TASK DESCRIPTION =
Transcribe all records exactly.

# Start of DATA LINES

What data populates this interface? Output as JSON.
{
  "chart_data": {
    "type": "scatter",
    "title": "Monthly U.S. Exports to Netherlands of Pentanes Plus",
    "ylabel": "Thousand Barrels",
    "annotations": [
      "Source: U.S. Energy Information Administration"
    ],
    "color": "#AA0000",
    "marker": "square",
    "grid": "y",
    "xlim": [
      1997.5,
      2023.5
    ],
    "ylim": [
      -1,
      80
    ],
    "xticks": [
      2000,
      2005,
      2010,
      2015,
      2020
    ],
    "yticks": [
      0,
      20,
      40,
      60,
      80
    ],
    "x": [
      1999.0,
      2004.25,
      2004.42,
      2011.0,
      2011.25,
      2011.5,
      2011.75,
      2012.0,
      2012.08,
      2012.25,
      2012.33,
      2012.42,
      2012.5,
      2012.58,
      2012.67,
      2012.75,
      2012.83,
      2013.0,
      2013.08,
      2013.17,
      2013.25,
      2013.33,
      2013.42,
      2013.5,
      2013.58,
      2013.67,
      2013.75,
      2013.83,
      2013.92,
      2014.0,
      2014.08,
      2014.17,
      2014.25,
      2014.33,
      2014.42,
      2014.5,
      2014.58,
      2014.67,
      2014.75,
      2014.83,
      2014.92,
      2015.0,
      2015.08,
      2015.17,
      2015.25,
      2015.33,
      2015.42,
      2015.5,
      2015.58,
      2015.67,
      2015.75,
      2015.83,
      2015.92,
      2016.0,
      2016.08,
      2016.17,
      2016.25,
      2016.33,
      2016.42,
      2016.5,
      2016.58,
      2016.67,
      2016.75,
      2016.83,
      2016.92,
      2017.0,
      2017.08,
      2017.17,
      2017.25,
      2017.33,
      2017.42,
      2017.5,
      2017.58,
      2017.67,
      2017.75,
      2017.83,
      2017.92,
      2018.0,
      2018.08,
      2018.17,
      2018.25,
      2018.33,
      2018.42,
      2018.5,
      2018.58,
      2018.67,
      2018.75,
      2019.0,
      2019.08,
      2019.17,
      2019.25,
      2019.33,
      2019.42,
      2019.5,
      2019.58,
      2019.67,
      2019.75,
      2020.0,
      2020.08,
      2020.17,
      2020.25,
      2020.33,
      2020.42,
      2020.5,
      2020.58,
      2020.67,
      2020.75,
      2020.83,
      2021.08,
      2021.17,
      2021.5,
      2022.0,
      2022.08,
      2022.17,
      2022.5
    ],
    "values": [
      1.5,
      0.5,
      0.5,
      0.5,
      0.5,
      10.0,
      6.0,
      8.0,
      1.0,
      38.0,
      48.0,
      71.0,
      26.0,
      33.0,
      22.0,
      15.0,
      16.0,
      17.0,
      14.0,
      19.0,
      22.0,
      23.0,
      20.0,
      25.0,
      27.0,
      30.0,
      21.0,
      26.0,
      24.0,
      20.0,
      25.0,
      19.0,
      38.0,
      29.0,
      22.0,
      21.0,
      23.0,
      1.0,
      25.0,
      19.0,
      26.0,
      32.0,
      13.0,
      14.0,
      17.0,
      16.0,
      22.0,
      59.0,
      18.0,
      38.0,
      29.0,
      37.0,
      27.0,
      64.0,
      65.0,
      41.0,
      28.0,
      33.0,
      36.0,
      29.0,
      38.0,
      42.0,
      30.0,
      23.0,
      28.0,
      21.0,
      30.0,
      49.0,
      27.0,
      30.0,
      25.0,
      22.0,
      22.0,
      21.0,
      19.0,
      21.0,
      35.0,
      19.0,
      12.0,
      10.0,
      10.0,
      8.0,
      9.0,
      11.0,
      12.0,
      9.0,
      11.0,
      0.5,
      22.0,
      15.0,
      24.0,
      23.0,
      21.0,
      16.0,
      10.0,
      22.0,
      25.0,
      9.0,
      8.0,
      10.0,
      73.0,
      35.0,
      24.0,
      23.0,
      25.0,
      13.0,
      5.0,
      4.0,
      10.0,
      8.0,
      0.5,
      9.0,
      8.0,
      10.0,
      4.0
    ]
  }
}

# End of DATA LINES

FULL RESPONSE =
What data populates this interface? Output as JSON.
{
  "chart_data": {
    "type": "scatter",
    "title": "Monthly U.S. Exports to Netherlands of Pentanes Plus",
    "ylabel": "Thousand Barrels",
    "annotations": [
      "Source: U.S. Energy Information Administration"
    ],
    "color": "#AA0000",
    "marker": "square",
    "grid": "y",
    "xlim": [
      1997.5,
      2023.5
    ],
    "ylim": [
      -1,
      80
    ],
    "xticks": [
      2000,
      2005,
      2010,
      2015,
      2020
    ],
    "yticks": [
      0,
      20,
      40,
      60,
      80
    ],
    "x": [
      1999.0,
      2004.25,
      2004.42,
      2011.0,
      2011.25,
      2011.5,
      2011.75,
      2012.0,
      2012.08,
      2012.25,
      2012.33,
      2012.42,
      2012.5,
      2012.58,
      2012.67,
      2012.75,
      2012.83,
      2013.0,
      2013.08,
      2013.17,
      2013.25,
      2013.33,
      2013.42,
      2013.5,
      2013.58,
      2013.67,
      2013.75,
      2013.83,
      2013.92,
      2014.0,
      2014.08,
      2014.17,
      2014.25,
      2014.33,
      2014.42,
      2014.5,
      2014.58,
      2014.67,
      2014.75,
      2014.83,
      2014.92,
      2015.0,
      2015.08,
      2015.17,
      2015.25,
      2015.33,
      2015.42,
      2015.5,
      2015.58,
      2015.67,
      2015.75,
      2015.83,
      2015.92,
      2016.0,
      2016.08,
      2016.17,
      2016.25,
      2016.33,
      2016.42,
      2016.5,
      2016.58,
      2016.67,
      2016.75,
      2016.83,
      2016.92,
      2017.0,
      2017.08,
      2017.17,
      2017.25,
      2017.33,
      2017.42,
      2017.5,
      2017.58,
      2017.67,
      2017.75,
      2017.83,
      2017.92,
      2018.0,
      2018.08,
      2018.17,
      2018.25,
      2018.33,
      2018.42,
      2018.5,
      2018.58,
      2018.67,
      2018.75,
      2019.0,
      2019.08,
      2019.17,
      2019.25,
      2019.33,
      2019.42,
      2019.5,
      2019.58,
      2019.67,
      2019.75,
      2020.0,
      2020.08,
      2020.17,
      2020.25,
      2020.33,
      2020.42,
      2020.5,
      2020.58,
      2020.67,
      2020.75,
      2020.83,
      2021.08,
      2021.17,
      2021.5,
      2022.0,
      2022.08,
      2022.17,
      2022.5
    ],
    "values": [
      1.5,
      0.5,
      0.5,
      0.5,
      0.5,
      10.0,
      6.0,
      8.0,
      1.0,
      38.0,
      48.0,
      71.0,
      26.0,
      33.0,
      22.0,
      15.0,
      16.0,
      17.0,
      14.0,
      19.0,
      22.0,
      23.0,
      20.0,
      25.0,
      27.0,
      30.0,
      21.0,
      26.0,
      24.0,
      20.0,
      25.0,
      19.0,
      38.0,
      29.0,
      22.0,
      21.0,
      23.0,
      1.0,
      25.0,
      19.0,
      26.0,
      32.0,
      13.0,
      14.0,
      17.0,
      16.0,
      22.0,
      59.0,
      18.0,
      38.0,
      29.0,
      37.0,
      27.0,
      64.0,
      65.0,
      41.0,
      28.0,
      33.0,
      36.0,
      29.0,
      38.0,
      42.0,
      30.0,
      23.0,
      28.0,
      21.0,
      30.0,
      49.0,
      27.0,
      30.0,
      25.0,
      22.0,
      22.0,
      21.0,
      19.0,
      21.0,
      35.0,
      19.0,
      12.0,
      10.0,
      10.0,
      8.0,
      9.0,
      11.0,
      12.0,
      9.0,
      11.0,
      0.5,
      22.0,
      15.0,
      24.0,
      23.0,
      21.0,
      16.0,
      10.0,
      22.0,
      25.0,
      9.0,
      8.0,
      10.0,
      73.0,
      35.0,
      24.0,
      23.0,
      25.0,
      13.0,
      5.0,
      4.0,
      10.0,
      8.0,
      0.5,
      9.0,
      8.0,
      10.0,
      4.0
    ]
  }
}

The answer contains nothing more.